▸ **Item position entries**
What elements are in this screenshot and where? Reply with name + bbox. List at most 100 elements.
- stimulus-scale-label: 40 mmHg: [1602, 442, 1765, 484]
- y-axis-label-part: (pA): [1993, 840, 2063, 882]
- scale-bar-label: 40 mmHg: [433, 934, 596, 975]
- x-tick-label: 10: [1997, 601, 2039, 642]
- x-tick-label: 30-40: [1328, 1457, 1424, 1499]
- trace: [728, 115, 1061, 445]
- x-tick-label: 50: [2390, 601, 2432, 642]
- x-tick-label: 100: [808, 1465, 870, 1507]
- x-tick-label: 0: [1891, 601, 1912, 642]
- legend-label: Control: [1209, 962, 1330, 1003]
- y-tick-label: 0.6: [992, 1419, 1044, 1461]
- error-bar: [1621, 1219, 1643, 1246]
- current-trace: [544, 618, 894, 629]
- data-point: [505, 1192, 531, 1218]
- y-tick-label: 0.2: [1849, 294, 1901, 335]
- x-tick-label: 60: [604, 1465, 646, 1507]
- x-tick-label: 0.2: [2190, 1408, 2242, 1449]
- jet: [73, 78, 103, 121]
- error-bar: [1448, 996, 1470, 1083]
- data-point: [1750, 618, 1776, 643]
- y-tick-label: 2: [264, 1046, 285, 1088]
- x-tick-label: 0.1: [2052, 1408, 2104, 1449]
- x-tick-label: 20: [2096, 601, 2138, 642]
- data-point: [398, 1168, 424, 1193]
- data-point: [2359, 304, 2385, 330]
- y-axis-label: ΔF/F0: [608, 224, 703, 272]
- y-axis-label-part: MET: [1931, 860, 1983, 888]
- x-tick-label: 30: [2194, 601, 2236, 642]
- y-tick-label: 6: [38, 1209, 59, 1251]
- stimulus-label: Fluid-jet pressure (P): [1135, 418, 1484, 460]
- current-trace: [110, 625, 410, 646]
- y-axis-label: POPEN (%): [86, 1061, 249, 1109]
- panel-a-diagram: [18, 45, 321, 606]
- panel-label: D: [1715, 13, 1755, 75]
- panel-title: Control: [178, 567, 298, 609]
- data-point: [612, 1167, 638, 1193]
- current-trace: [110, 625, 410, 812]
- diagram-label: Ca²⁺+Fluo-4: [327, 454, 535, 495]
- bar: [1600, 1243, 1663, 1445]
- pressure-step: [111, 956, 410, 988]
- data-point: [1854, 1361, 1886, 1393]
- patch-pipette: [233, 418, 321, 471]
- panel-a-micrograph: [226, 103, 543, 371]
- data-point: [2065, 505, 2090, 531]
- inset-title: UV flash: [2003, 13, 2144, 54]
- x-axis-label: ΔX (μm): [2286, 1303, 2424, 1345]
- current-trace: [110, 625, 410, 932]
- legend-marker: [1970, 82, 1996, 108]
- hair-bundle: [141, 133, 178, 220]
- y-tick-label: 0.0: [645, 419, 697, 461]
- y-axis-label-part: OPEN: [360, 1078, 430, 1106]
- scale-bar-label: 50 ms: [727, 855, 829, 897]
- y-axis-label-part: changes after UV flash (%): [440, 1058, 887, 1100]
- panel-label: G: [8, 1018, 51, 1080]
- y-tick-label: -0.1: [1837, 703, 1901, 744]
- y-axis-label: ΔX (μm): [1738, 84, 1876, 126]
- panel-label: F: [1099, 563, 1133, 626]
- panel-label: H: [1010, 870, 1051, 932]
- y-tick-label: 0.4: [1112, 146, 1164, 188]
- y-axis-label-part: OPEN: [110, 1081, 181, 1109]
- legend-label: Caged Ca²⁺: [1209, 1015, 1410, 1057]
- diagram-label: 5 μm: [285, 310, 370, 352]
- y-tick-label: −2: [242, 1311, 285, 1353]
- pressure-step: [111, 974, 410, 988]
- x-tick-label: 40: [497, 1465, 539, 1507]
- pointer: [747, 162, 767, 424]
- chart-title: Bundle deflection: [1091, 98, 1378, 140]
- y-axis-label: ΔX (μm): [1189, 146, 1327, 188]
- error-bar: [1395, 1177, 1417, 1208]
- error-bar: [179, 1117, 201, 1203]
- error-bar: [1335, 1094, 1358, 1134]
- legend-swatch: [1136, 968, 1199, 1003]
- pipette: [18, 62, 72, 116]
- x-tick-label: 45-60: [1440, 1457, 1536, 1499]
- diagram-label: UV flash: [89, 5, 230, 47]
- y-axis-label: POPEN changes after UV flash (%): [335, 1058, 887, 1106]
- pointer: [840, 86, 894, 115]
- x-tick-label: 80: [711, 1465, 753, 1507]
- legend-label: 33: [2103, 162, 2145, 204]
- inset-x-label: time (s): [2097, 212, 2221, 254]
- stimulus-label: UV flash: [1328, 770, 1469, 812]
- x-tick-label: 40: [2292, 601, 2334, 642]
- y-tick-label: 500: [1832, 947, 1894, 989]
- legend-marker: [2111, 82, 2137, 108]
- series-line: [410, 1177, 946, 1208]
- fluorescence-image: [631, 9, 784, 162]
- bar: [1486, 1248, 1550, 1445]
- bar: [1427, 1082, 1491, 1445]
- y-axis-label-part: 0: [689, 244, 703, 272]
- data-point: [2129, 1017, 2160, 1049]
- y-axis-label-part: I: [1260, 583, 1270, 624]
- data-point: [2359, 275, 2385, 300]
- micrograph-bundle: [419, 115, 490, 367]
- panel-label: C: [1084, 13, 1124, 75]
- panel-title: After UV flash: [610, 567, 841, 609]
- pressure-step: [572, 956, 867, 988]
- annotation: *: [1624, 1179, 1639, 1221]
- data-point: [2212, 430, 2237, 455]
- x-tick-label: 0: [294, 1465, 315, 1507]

▸ **Problem statement**
Please rewrite all of the records above, swapping every "current-trace" for "current-sweep" and leaving everything else unchanged.

▸ **Task answer**
What elements are in this screenshot and where? Reply with name + bbox. List at most 100 elements.
- stimulus-scale-label: 40 mmHg: [1602, 442, 1765, 484]
- y-axis-label-part: (pA): [1993, 840, 2063, 882]
- scale-bar-label: 40 mmHg: [433, 934, 596, 975]
- x-tick-label: 10: [1997, 601, 2039, 642]
- x-tick-label: 30-40: [1328, 1457, 1424, 1499]
- trace: [728, 115, 1061, 445]
- x-tick-label: 50: [2390, 601, 2432, 642]
- x-tick-label: 100: [808, 1465, 870, 1507]
- x-tick-label: 0: [1891, 601, 1912, 642]
- legend-label: Control: [1209, 962, 1330, 1003]
- y-tick-label: 0.6: [992, 1419, 1044, 1461]
- error-bar: [1621, 1219, 1643, 1246]
- current-sweep: [544, 618, 894, 629]
- data-point: [505, 1192, 531, 1218]
- y-tick-label: 0.2: [1849, 294, 1901, 335]
- x-tick-label: 60: [604, 1465, 646, 1507]
- x-tick-label: 0.2: [2190, 1408, 2242, 1449]
- jet: [73, 78, 103, 121]
- error-bar: [1448, 996, 1470, 1083]
- data-point: [1750, 618, 1776, 643]
- y-tick-label: 2: [264, 1046, 285, 1088]
- x-tick-label: 0.1: [2052, 1408, 2104, 1449]
- x-tick-label: 20: [2096, 601, 2138, 642]
- data-point: [398, 1168, 424, 1193]
- data-point: [2359, 304, 2385, 330]
- y-axis-label: ΔF/F0: [608, 224, 703, 272]
- y-axis-label-part: MET: [1931, 860, 1983, 888]
- x-tick-label: 30: [2194, 601, 2236, 642]
- y-tick-label: 6: [38, 1209, 59, 1251]
- stimulus-label: Fluid-jet pressure (P): [1135, 418, 1484, 460]
- current-sweep: [110, 625, 410, 646]
- y-axis-label: POPEN (%): [86, 1061, 249, 1109]
- panel-a-diagram: [18, 45, 321, 606]
- panel-label: D: [1715, 13, 1755, 75]
- panel-title: Control: [178, 567, 298, 609]
- data-point: [612, 1167, 638, 1193]
- current-sweep: [110, 625, 410, 812]
- diagram-label: Ca²⁺+Fluo-4: [327, 454, 535, 495]
- bar: [1600, 1243, 1663, 1445]
- pressure-step: [111, 956, 410, 988]
- data-point: [1854, 1361, 1886, 1393]
- patch-pipette: [233, 418, 321, 471]
- panel-a-micrograph: [226, 103, 543, 371]
- data-point: [2065, 505, 2090, 531]
- inset-title: UV flash: [2003, 13, 2144, 54]
- x-axis-label: ΔX (μm): [2286, 1303, 2424, 1345]
- current-sweep: [110, 625, 410, 932]
- legend-marker: [1970, 82, 1996, 108]
- hair-bundle: [141, 133, 178, 220]
- y-tick-label: 0.0: [645, 419, 697, 461]
- y-axis-label-part: OPEN: [360, 1078, 430, 1106]
- scale-bar-label: 50 ms: [727, 855, 829, 897]
- y-axis-label-part: changes after UV flash (%): [440, 1058, 887, 1100]
- panel-label: G: [8, 1018, 51, 1080]
- y-tick-label: -0.1: [1837, 703, 1901, 744]
- y-axis-label: ΔX (μm): [1738, 84, 1876, 126]
- panel-label: F: [1099, 563, 1133, 626]
- panel-label: H: [1010, 870, 1051, 932]
- y-tick-label: 0.4: [1112, 146, 1164, 188]
- y-axis-label-part: OPEN: [110, 1081, 181, 1109]
- legend-label: Caged Ca²⁺: [1209, 1015, 1410, 1057]
- diagram-label: 5 μm: [285, 310, 370, 352]
- y-tick-label: −2: [242, 1311, 285, 1353]
- pressure-step: [111, 974, 410, 988]
- x-tick-label: 40: [497, 1465, 539, 1507]
- pointer: [747, 162, 767, 424]
- chart-title: Bundle deflection: [1091, 98, 1378, 140]
- y-axis-label: ΔX (μm): [1189, 146, 1327, 188]
- error-bar: [1395, 1177, 1417, 1208]
- error-bar: [179, 1117, 201, 1203]
- error-bar: [1335, 1094, 1358, 1134]
- legend-swatch: [1136, 968, 1199, 1003]
- pipette: [18, 62, 72, 116]
- x-tick-label: 45-60: [1440, 1457, 1536, 1499]
- diagram-label: UV flash: [89, 5, 230, 47]
- y-axis-label: POPEN changes after UV flash (%): [335, 1058, 887, 1106]
- pointer: [840, 86, 894, 115]
- x-tick-label: 80: [711, 1465, 753, 1507]
- legend-label: 33: [2103, 162, 2145, 204]
- inset-x-label: time (s): [2097, 212, 2221, 254]
- stimulus-label: UV flash: [1328, 770, 1469, 812]
- x-tick-label: 40: [2292, 601, 2334, 642]
- y-tick-label: 500: [1832, 947, 1894, 989]
- legend-marker: [2111, 82, 2137, 108]
- series-line: [410, 1177, 946, 1208]
- fluorescence-image: [631, 9, 784, 162]
- bar: [1486, 1248, 1550, 1445]
- bar: [1427, 1082, 1491, 1445]
- y-axis-label-part: 0: [689, 244, 703, 272]
- data-point: [2129, 1017, 2160, 1049]
- y-axis-label-part: I: [1260, 583, 1270, 624]
- data-point: [2359, 275, 2385, 300]
- micrograph-bundle: [419, 115, 490, 367]
- panel-label: C: [1084, 13, 1124, 75]
- panel-title: After UV flash: [610, 567, 841, 609]
- pressure-step: [572, 956, 867, 988]
- annotation: *: [1624, 1179, 1639, 1221]
- data-point: [2212, 430, 2237, 455]
- x-tick-label: 0: [294, 1465, 315, 1507]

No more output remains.